--- Extracted entries ---
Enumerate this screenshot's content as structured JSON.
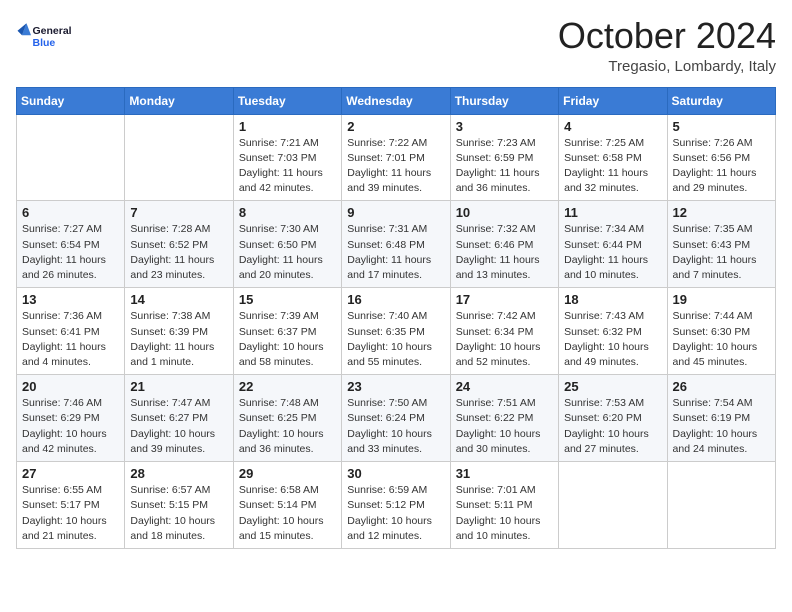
{
  "header": {
    "logo_general": "General",
    "logo_blue": "Blue",
    "month_title": "October 2024",
    "location": "Tregasio, Lombardy, Italy"
  },
  "days_of_week": [
    "Sunday",
    "Monday",
    "Tuesday",
    "Wednesday",
    "Thursday",
    "Friday",
    "Saturday"
  ],
  "weeks": [
    [
      {
        "day": "",
        "info": ""
      },
      {
        "day": "",
        "info": ""
      },
      {
        "day": "1",
        "info": "Sunrise: 7:21 AM\nSunset: 7:03 PM\nDaylight: 11 hours and 42 minutes."
      },
      {
        "day": "2",
        "info": "Sunrise: 7:22 AM\nSunset: 7:01 PM\nDaylight: 11 hours and 39 minutes."
      },
      {
        "day": "3",
        "info": "Sunrise: 7:23 AM\nSunset: 6:59 PM\nDaylight: 11 hours and 36 minutes."
      },
      {
        "day": "4",
        "info": "Sunrise: 7:25 AM\nSunset: 6:58 PM\nDaylight: 11 hours and 32 minutes."
      },
      {
        "day": "5",
        "info": "Sunrise: 7:26 AM\nSunset: 6:56 PM\nDaylight: 11 hours and 29 minutes."
      }
    ],
    [
      {
        "day": "6",
        "info": "Sunrise: 7:27 AM\nSunset: 6:54 PM\nDaylight: 11 hours and 26 minutes."
      },
      {
        "day": "7",
        "info": "Sunrise: 7:28 AM\nSunset: 6:52 PM\nDaylight: 11 hours and 23 minutes."
      },
      {
        "day": "8",
        "info": "Sunrise: 7:30 AM\nSunset: 6:50 PM\nDaylight: 11 hours and 20 minutes."
      },
      {
        "day": "9",
        "info": "Sunrise: 7:31 AM\nSunset: 6:48 PM\nDaylight: 11 hours and 17 minutes."
      },
      {
        "day": "10",
        "info": "Sunrise: 7:32 AM\nSunset: 6:46 PM\nDaylight: 11 hours and 13 minutes."
      },
      {
        "day": "11",
        "info": "Sunrise: 7:34 AM\nSunset: 6:44 PM\nDaylight: 11 hours and 10 minutes."
      },
      {
        "day": "12",
        "info": "Sunrise: 7:35 AM\nSunset: 6:43 PM\nDaylight: 11 hours and 7 minutes."
      }
    ],
    [
      {
        "day": "13",
        "info": "Sunrise: 7:36 AM\nSunset: 6:41 PM\nDaylight: 11 hours and 4 minutes."
      },
      {
        "day": "14",
        "info": "Sunrise: 7:38 AM\nSunset: 6:39 PM\nDaylight: 11 hours and 1 minute."
      },
      {
        "day": "15",
        "info": "Sunrise: 7:39 AM\nSunset: 6:37 PM\nDaylight: 10 hours and 58 minutes."
      },
      {
        "day": "16",
        "info": "Sunrise: 7:40 AM\nSunset: 6:35 PM\nDaylight: 10 hours and 55 minutes."
      },
      {
        "day": "17",
        "info": "Sunrise: 7:42 AM\nSunset: 6:34 PM\nDaylight: 10 hours and 52 minutes."
      },
      {
        "day": "18",
        "info": "Sunrise: 7:43 AM\nSunset: 6:32 PM\nDaylight: 10 hours and 49 minutes."
      },
      {
        "day": "19",
        "info": "Sunrise: 7:44 AM\nSunset: 6:30 PM\nDaylight: 10 hours and 45 minutes."
      }
    ],
    [
      {
        "day": "20",
        "info": "Sunrise: 7:46 AM\nSunset: 6:29 PM\nDaylight: 10 hours and 42 minutes."
      },
      {
        "day": "21",
        "info": "Sunrise: 7:47 AM\nSunset: 6:27 PM\nDaylight: 10 hours and 39 minutes."
      },
      {
        "day": "22",
        "info": "Sunrise: 7:48 AM\nSunset: 6:25 PM\nDaylight: 10 hours and 36 minutes."
      },
      {
        "day": "23",
        "info": "Sunrise: 7:50 AM\nSunset: 6:24 PM\nDaylight: 10 hours and 33 minutes."
      },
      {
        "day": "24",
        "info": "Sunrise: 7:51 AM\nSunset: 6:22 PM\nDaylight: 10 hours and 30 minutes."
      },
      {
        "day": "25",
        "info": "Sunrise: 7:53 AM\nSunset: 6:20 PM\nDaylight: 10 hours and 27 minutes."
      },
      {
        "day": "26",
        "info": "Sunrise: 7:54 AM\nSunset: 6:19 PM\nDaylight: 10 hours and 24 minutes."
      }
    ],
    [
      {
        "day": "27",
        "info": "Sunrise: 6:55 AM\nSunset: 5:17 PM\nDaylight: 10 hours and 21 minutes."
      },
      {
        "day": "28",
        "info": "Sunrise: 6:57 AM\nSunset: 5:15 PM\nDaylight: 10 hours and 18 minutes."
      },
      {
        "day": "29",
        "info": "Sunrise: 6:58 AM\nSunset: 5:14 PM\nDaylight: 10 hours and 15 minutes."
      },
      {
        "day": "30",
        "info": "Sunrise: 6:59 AM\nSunset: 5:12 PM\nDaylight: 10 hours and 12 minutes."
      },
      {
        "day": "31",
        "info": "Sunrise: 7:01 AM\nSunset: 5:11 PM\nDaylight: 10 hours and 10 minutes."
      },
      {
        "day": "",
        "info": ""
      },
      {
        "day": "",
        "info": ""
      }
    ]
  ]
}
---
* **To be done**
In the copy, include no pictures; restate the listing above exactly.

* **Task solution**
Enumerate this screenshot's content as structured JSON.
{
  "header": {
    "logo_general": "General",
    "logo_blue": "Blue",
    "month_title": "October 2024",
    "location": "Tregasio, Lombardy, Italy"
  },
  "days_of_week": [
    "Sunday",
    "Monday",
    "Tuesday",
    "Wednesday",
    "Thursday",
    "Friday",
    "Saturday"
  ],
  "weeks": [
    [
      {
        "day": "",
        "info": ""
      },
      {
        "day": "",
        "info": ""
      },
      {
        "day": "1",
        "info": "Sunrise: 7:21 AM\nSunset: 7:03 PM\nDaylight: 11 hours and 42 minutes."
      },
      {
        "day": "2",
        "info": "Sunrise: 7:22 AM\nSunset: 7:01 PM\nDaylight: 11 hours and 39 minutes."
      },
      {
        "day": "3",
        "info": "Sunrise: 7:23 AM\nSunset: 6:59 PM\nDaylight: 11 hours and 36 minutes."
      },
      {
        "day": "4",
        "info": "Sunrise: 7:25 AM\nSunset: 6:58 PM\nDaylight: 11 hours and 32 minutes."
      },
      {
        "day": "5",
        "info": "Sunrise: 7:26 AM\nSunset: 6:56 PM\nDaylight: 11 hours and 29 minutes."
      }
    ],
    [
      {
        "day": "6",
        "info": "Sunrise: 7:27 AM\nSunset: 6:54 PM\nDaylight: 11 hours and 26 minutes."
      },
      {
        "day": "7",
        "info": "Sunrise: 7:28 AM\nSunset: 6:52 PM\nDaylight: 11 hours and 23 minutes."
      },
      {
        "day": "8",
        "info": "Sunrise: 7:30 AM\nSunset: 6:50 PM\nDaylight: 11 hours and 20 minutes."
      },
      {
        "day": "9",
        "info": "Sunrise: 7:31 AM\nSunset: 6:48 PM\nDaylight: 11 hours and 17 minutes."
      },
      {
        "day": "10",
        "info": "Sunrise: 7:32 AM\nSunset: 6:46 PM\nDaylight: 11 hours and 13 minutes."
      },
      {
        "day": "11",
        "info": "Sunrise: 7:34 AM\nSunset: 6:44 PM\nDaylight: 11 hours and 10 minutes."
      },
      {
        "day": "12",
        "info": "Sunrise: 7:35 AM\nSunset: 6:43 PM\nDaylight: 11 hours and 7 minutes."
      }
    ],
    [
      {
        "day": "13",
        "info": "Sunrise: 7:36 AM\nSunset: 6:41 PM\nDaylight: 11 hours and 4 minutes."
      },
      {
        "day": "14",
        "info": "Sunrise: 7:38 AM\nSunset: 6:39 PM\nDaylight: 11 hours and 1 minute."
      },
      {
        "day": "15",
        "info": "Sunrise: 7:39 AM\nSunset: 6:37 PM\nDaylight: 10 hours and 58 minutes."
      },
      {
        "day": "16",
        "info": "Sunrise: 7:40 AM\nSunset: 6:35 PM\nDaylight: 10 hours and 55 minutes."
      },
      {
        "day": "17",
        "info": "Sunrise: 7:42 AM\nSunset: 6:34 PM\nDaylight: 10 hours and 52 minutes."
      },
      {
        "day": "18",
        "info": "Sunrise: 7:43 AM\nSunset: 6:32 PM\nDaylight: 10 hours and 49 minutes."
      },
      {
        "day": "19",
        "info": "Sunrise: 7:44 AM\nSunset: 6:30 PM\nDaylight: 10 hours and 45 minutes."
      }
    ],
    [
      {
        "day": "20",
        "info": "Sunrise: 7:46 AM\nSunset: 6:29 PM\nDaylight: 10 hours and 42 minutes."
      },
      {
        "day": "21",
        "info": "Sunrise: 7:47 AM\nSunset: 6:27 PM\nDaylight: 10 hours and 39 minutes."
      },
      {
        "day": "22",
        "info": "Sunrise: 7:48 AM\nSunset: 6:25 PM\nDaylight: 10 hours and 36 minutes."
      },
      {
        "day": "23",
        "info": "Sunrise: 7:50 AM\nSunset: 6:24 PM\nDaylight: 10 hours and 33 minutes."
      },
      {
        "day": "24",
        "info": "Sunrise: 7:51 AM\nSunset: 6:22 PM\nDaylight: 10 hours and 30 minutes."
      },
      {
        "day": "25",
        "info": "Sunrise: 7:53 AM\nSunset: 6:20 PM\nDaylight: 10 hours and 27 minutes."
      },
      {
        "day": "26",
        "info": "Sunrise: 7:54 AM\nSunset: 6:19 PM\nDaylight: 10 hours and 24 minutes."
      }
    ],
    [
      {
        "day": "27",
        "info": "Sunrise: 6:55 AM\nSunset: 5:17 PM\nDaylight: 10 hours and 21 minutes."
      },
      {
        "day": "28",
        "info": "Sunrise: 6:57 AM\nSunset: 5:15 PM\nDaylight: 10 hours and 18 minutes."
      },
      {
        "day": "29",
        "info": "Sunrise: 6:58 AM\nSunset: 5:14 PM\nDaylight: 10 hours and 15 minutes."
      },
      {
        "day": "30",
        "info": "Sunrise: 6:59 AM\nSunset: 5:12 PM\nDaylight: 10 hours and 12 minutes."
      },
      {
        "day": "31",
        "info": "Sunrise: 7:01 AM\nSunset: 5:11 PM\nDaylight: 10 hours and 10 minutes."
      },
      {
        "day": "",
        "info": ""
      },
      {
        "day": "",
        "info": ""
      }
    ]
  ]
}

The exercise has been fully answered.